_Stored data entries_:
----------

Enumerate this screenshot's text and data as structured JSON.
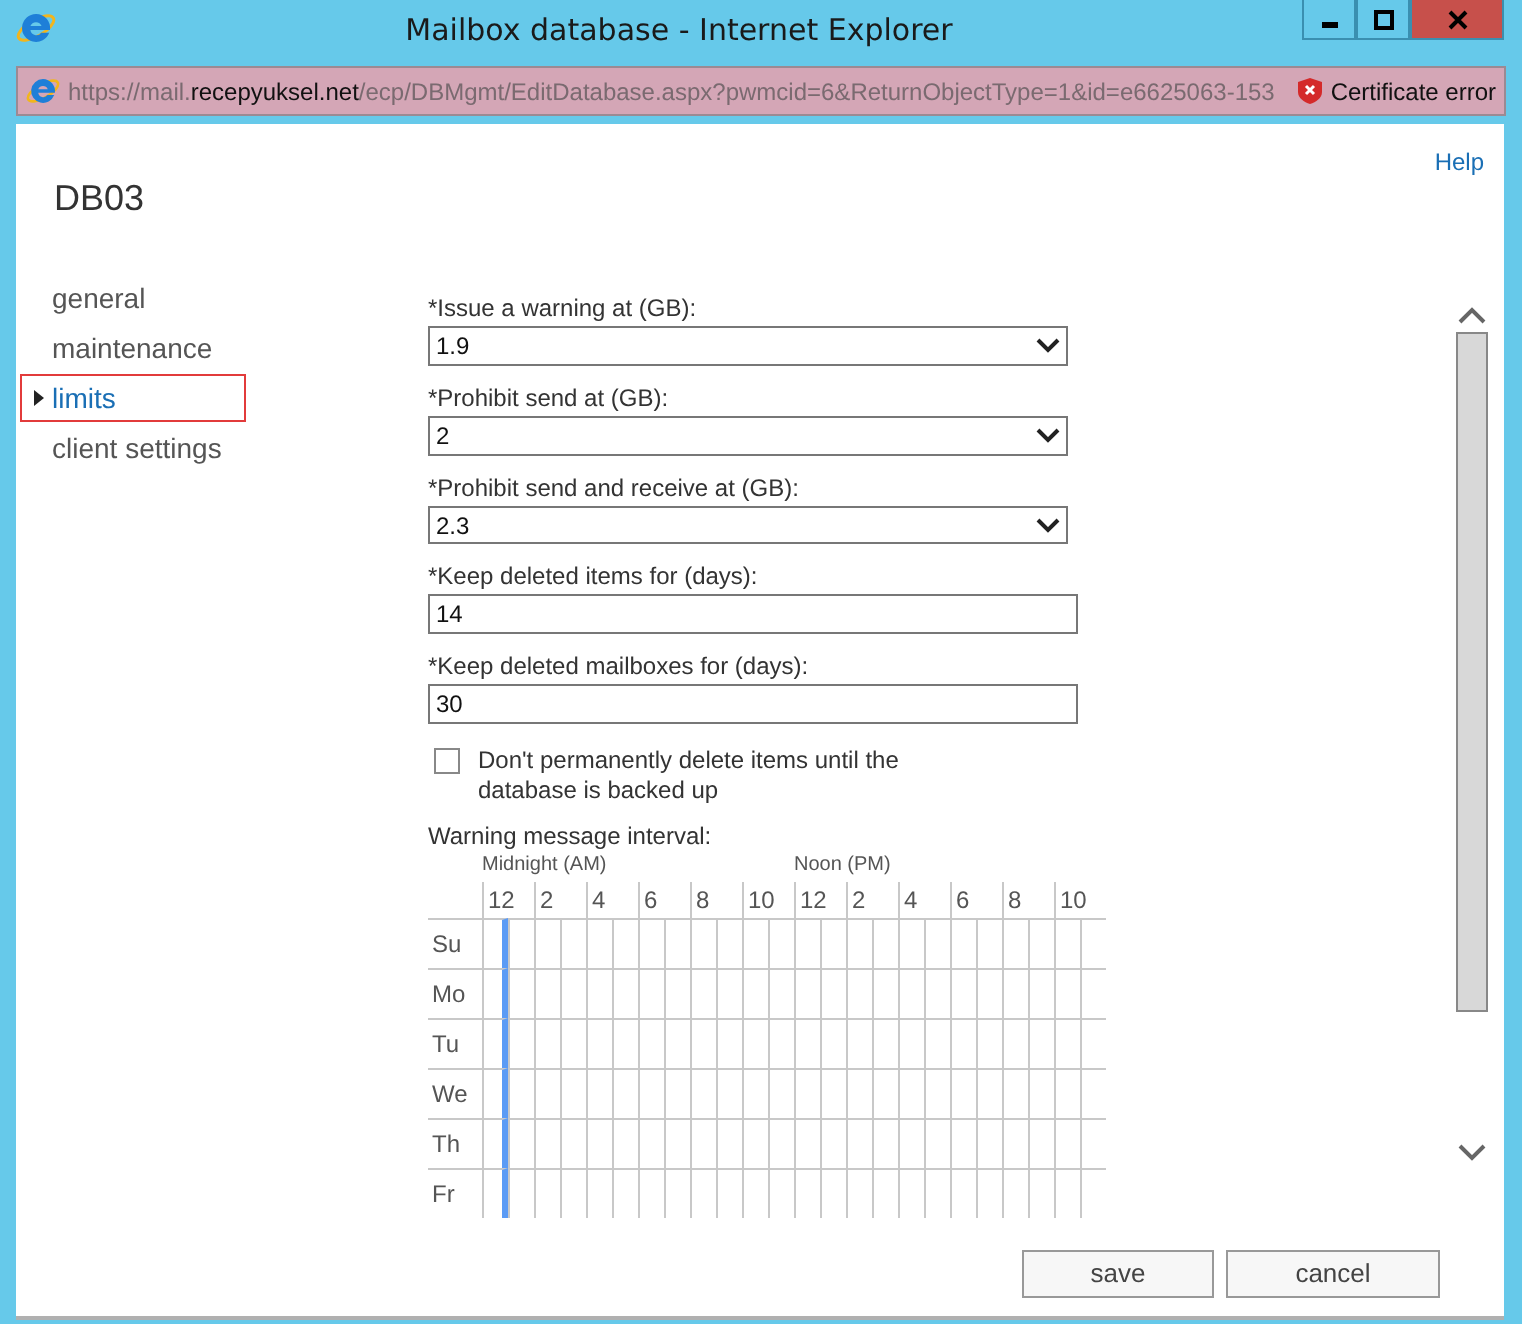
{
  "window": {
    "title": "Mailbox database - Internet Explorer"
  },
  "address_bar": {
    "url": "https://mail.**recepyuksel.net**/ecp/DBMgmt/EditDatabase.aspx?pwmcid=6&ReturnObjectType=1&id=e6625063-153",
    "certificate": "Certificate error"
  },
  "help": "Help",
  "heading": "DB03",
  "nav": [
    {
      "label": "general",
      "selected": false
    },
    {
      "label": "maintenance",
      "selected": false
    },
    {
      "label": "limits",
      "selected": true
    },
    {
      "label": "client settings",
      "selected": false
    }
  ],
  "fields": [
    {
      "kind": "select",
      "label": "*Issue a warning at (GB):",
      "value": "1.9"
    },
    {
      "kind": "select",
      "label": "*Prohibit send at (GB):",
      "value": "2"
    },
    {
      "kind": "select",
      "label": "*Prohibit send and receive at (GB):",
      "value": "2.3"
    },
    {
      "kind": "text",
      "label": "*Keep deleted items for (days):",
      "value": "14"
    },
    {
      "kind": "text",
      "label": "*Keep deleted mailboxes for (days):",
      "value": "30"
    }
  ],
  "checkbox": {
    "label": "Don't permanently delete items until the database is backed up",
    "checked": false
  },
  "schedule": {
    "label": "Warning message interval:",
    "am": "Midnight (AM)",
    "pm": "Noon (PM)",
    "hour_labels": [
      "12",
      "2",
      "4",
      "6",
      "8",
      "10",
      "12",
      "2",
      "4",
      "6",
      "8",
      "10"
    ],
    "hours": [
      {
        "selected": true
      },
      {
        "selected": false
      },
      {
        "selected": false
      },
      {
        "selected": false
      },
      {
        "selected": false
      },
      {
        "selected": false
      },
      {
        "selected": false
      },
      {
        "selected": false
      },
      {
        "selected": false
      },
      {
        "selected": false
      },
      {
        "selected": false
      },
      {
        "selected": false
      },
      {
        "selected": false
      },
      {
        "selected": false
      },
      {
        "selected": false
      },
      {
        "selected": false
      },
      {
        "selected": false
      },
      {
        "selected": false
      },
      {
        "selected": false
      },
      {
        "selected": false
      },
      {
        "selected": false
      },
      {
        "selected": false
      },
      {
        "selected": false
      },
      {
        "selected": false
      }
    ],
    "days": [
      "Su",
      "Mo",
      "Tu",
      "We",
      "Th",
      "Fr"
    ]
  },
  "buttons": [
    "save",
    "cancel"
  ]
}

----------

_Work to be completed_:
Gather every line from the listing above in which the word "deleted" appears.

_Reply_:
      "label": "*Keep deleted items for (days):",
      "label": "*Keep deleted mailboxes for (days):",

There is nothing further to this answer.